Recorded data:

::::::::

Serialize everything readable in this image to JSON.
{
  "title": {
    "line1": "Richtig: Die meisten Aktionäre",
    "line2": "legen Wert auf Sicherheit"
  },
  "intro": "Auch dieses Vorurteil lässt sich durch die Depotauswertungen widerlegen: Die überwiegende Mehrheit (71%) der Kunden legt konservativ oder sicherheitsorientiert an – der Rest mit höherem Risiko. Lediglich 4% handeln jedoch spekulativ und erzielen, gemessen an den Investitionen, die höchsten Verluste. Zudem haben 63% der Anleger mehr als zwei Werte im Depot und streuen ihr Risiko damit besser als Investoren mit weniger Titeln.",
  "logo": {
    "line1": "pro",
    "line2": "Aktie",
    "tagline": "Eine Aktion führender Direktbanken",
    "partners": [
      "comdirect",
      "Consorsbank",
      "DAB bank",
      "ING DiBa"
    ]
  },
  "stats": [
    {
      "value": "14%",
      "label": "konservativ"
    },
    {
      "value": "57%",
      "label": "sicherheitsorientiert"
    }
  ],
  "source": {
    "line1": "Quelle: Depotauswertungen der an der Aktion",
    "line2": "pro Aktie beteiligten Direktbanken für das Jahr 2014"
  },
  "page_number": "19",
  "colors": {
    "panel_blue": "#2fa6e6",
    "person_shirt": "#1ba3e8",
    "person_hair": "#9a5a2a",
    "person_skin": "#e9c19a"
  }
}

::::::::

Give an exact repetition of all the material.

Serialize everything readable in this image to JSON.
{
  "title": {
    "line1": "Richtig: Die meisten Aktionäre",
    "line2": "legen Wert auf Sicherheit"
  },
  "intro": "Auch dieses Vorurteil lässt sich durch die Depotauswertungen widerlegen: Die überwiegende Mehrheit (71%) der Kunden legt konservativ oder sicherheitsorientiert an – der Rest mit höherem Risiko. Lediglich 4% handeln jedoch spekulativ und erzielen, gemessen an den Investitionen, die höchsten Verluste. Zudem haben 63% der Anleger mehr als zwei Werte im Depot und streuen ihr Risiko damit besser als Investoren mit weniger Titeln.",
  "logo": {
    "line1": "pro",
    "line2": "Aktie",
    "tagline": "Eine Aktion führender Direktbanken",
    "partners": [
      "comdirect",
      "Consorsbank",
      "DAB bank",
      "ING DiBa"
    ]
  },
  "stats": [
    {
      "value": "14%",
      "label": "konservativ"
    },
    {
      "value": "57%",
      "label": "sicherheitsorientiert"
    }
  ],
  "source": {
    "line1": "Quelle: Depotauswertungen der an der Aktion",
    "line2": "pro Aktie beteiligten Direktbanken für das Jahr 2014"
  },
  "page_number": "19",
  "colors": {
    "panel_blue": "#2fa6e6",
    "person_shirt": "#1ba3e8",
    "person_hair": "#9a5a2a",
    "person_skin": "#e9c19a"
  }
}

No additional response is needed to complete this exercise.